◆ What to work on
Take every line from the listing below that contains "title".

◆ Record set
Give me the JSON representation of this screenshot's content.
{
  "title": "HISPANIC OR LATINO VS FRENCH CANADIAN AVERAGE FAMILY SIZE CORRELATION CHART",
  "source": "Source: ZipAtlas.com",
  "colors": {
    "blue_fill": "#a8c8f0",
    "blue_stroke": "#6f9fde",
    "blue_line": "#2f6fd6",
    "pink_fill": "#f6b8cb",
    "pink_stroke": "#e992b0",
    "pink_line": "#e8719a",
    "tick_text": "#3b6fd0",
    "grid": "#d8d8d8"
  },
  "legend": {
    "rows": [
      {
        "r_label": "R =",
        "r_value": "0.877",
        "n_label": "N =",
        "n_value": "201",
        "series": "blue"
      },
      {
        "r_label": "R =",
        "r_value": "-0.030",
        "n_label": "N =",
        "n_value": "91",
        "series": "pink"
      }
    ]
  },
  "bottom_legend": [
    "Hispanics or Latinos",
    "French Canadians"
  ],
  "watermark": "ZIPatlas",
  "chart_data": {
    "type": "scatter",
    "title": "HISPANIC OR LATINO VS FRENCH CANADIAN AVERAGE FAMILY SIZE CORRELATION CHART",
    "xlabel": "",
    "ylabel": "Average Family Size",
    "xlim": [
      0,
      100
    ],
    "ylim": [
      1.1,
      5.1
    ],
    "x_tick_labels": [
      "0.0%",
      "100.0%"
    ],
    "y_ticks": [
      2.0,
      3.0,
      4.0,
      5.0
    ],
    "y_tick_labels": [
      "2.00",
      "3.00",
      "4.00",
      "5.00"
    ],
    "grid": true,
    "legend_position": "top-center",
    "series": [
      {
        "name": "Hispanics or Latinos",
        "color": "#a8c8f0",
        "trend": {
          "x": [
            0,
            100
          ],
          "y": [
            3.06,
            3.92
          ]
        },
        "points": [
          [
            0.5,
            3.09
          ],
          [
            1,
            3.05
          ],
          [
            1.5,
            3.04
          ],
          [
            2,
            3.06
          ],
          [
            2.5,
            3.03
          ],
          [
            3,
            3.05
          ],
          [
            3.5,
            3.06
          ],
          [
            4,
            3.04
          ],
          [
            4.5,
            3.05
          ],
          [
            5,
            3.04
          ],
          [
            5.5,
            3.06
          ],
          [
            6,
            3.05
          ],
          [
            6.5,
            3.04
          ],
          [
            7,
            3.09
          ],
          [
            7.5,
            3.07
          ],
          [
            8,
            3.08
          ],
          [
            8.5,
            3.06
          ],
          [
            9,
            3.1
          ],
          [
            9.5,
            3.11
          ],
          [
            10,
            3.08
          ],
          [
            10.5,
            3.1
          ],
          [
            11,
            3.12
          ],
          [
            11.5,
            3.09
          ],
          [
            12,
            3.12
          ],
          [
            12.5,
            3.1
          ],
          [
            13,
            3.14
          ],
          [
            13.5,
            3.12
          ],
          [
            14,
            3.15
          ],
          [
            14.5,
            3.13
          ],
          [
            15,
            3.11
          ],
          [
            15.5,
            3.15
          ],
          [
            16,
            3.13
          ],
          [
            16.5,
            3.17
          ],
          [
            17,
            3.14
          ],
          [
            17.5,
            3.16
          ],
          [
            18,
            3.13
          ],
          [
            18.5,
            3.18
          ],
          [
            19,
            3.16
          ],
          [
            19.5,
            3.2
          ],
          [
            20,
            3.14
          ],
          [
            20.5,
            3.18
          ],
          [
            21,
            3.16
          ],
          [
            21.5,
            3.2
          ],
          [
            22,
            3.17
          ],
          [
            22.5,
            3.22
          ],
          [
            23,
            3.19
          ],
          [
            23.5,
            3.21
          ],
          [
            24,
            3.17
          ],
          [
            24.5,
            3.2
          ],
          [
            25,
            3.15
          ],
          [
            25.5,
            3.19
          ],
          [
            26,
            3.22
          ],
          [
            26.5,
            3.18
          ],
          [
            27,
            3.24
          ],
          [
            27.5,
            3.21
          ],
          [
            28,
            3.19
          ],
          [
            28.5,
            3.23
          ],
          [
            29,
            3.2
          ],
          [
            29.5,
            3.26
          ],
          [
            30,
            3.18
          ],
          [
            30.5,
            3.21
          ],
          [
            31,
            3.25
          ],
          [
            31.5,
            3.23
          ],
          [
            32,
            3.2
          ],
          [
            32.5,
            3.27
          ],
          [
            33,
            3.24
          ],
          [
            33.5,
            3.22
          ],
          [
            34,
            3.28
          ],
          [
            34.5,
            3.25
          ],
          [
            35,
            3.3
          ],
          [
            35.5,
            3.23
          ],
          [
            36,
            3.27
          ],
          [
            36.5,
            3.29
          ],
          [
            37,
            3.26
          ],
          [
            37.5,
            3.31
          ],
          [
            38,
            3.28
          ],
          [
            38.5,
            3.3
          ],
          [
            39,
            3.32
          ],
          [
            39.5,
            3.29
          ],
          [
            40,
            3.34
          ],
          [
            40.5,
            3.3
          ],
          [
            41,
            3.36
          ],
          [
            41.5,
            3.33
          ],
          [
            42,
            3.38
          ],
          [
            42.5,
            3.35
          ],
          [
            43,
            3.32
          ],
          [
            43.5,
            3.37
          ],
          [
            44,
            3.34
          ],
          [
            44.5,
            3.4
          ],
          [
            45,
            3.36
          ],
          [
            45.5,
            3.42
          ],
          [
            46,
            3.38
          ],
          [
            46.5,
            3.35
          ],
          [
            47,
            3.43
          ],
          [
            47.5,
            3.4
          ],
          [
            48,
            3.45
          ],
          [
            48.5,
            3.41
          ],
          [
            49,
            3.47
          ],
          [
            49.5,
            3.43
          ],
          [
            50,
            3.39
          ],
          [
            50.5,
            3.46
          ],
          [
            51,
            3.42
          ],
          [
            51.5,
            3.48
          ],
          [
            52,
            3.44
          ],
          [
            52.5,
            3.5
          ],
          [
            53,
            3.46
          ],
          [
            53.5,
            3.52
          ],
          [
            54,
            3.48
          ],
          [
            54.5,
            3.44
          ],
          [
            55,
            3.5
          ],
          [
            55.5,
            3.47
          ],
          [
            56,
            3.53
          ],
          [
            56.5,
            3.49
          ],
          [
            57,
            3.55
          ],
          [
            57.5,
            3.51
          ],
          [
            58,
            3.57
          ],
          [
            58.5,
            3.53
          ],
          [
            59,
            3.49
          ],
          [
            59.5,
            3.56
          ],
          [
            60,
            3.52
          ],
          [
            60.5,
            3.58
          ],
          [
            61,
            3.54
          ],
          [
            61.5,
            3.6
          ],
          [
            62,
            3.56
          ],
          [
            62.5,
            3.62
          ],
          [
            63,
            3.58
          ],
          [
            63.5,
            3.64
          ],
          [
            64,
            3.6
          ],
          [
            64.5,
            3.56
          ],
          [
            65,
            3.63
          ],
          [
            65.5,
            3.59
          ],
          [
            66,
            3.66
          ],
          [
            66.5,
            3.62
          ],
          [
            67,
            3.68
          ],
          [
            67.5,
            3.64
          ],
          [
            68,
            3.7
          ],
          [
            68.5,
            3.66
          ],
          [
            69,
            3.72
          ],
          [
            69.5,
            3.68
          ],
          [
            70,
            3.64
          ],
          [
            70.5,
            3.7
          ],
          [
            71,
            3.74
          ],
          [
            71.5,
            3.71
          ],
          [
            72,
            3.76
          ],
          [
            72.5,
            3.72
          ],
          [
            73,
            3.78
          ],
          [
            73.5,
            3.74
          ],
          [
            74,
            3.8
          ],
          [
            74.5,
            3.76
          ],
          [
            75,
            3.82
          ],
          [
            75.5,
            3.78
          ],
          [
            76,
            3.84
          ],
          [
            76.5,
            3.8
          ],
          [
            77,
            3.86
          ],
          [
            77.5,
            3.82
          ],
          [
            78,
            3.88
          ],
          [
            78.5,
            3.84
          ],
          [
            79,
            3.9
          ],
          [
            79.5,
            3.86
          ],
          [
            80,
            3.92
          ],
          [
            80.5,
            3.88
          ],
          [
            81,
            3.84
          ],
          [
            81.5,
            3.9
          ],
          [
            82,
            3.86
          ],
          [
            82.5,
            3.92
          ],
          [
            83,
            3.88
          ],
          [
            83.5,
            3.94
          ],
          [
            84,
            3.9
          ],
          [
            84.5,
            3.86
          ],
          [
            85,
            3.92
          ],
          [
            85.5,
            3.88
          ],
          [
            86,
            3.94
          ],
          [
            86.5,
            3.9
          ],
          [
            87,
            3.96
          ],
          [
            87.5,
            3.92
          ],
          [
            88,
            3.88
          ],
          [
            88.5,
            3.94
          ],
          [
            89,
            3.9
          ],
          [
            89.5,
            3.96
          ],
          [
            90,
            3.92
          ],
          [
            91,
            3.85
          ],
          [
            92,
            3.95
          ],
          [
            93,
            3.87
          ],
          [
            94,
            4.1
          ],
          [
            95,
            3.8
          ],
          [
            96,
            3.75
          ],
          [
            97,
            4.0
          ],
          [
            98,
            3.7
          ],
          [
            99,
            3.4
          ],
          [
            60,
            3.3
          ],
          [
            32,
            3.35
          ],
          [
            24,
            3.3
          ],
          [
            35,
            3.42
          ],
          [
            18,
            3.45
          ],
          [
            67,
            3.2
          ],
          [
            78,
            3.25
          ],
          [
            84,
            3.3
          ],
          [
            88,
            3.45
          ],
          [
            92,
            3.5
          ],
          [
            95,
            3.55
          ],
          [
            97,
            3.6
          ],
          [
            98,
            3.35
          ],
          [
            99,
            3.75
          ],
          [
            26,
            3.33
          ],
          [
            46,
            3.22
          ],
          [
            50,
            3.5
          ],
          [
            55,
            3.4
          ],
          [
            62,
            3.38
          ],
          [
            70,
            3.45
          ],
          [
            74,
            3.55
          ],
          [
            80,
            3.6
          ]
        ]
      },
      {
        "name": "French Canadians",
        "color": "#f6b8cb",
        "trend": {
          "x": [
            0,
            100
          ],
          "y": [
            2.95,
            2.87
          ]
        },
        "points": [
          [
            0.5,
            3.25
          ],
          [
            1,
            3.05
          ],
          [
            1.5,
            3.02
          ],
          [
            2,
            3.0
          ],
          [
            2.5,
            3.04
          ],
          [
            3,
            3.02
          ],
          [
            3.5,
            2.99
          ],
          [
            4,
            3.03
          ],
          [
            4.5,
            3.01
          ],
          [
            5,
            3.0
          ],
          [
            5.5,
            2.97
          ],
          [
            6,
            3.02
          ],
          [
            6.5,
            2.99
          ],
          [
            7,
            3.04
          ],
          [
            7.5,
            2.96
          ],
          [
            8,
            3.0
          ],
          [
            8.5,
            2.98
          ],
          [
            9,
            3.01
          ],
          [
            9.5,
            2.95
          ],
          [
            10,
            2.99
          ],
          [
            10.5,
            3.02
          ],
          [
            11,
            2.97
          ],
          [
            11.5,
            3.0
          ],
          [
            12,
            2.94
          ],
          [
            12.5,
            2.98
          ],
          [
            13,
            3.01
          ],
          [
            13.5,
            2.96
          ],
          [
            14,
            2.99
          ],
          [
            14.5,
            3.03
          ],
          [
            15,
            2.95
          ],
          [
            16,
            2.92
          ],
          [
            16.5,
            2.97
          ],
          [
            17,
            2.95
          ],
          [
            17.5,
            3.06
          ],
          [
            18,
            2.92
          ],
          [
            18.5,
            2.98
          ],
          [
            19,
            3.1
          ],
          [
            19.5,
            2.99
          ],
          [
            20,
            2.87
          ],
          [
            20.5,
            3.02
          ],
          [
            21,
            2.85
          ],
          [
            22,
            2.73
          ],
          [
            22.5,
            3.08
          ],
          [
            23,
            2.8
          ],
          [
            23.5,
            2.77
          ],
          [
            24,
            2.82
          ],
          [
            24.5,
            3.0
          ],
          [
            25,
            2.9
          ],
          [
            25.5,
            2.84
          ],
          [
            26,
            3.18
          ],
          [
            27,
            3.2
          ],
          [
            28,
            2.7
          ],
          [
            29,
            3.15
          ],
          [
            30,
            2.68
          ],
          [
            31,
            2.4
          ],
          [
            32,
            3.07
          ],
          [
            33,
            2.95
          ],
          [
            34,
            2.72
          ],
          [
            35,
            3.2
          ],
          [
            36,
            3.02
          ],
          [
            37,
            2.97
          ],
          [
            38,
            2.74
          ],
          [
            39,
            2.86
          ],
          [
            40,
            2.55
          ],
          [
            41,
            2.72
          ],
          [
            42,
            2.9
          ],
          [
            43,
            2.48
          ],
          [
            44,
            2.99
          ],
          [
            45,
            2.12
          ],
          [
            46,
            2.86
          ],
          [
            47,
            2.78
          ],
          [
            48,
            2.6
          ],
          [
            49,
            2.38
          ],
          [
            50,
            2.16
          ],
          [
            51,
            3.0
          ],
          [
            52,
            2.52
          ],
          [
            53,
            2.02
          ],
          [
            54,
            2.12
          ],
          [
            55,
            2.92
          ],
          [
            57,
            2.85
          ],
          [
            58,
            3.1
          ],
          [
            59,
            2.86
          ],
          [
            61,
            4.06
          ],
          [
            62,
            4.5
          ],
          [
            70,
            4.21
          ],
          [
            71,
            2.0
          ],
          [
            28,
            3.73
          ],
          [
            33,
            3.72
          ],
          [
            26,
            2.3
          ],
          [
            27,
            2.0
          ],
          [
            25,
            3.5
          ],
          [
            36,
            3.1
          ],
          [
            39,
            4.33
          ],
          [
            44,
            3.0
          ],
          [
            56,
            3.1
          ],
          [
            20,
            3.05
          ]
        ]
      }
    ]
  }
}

◆ Exercise result
  "title": "HISPANIC OR LATINO VS FRENCH CANADIAN AVERAGE FAMILY SIZE CORRELATION CHART",
    "title": "HISPANIC OR LATINO VS FRENCH CANADIAN AVERAGE FAMILY SIZE CORRELATION CHART",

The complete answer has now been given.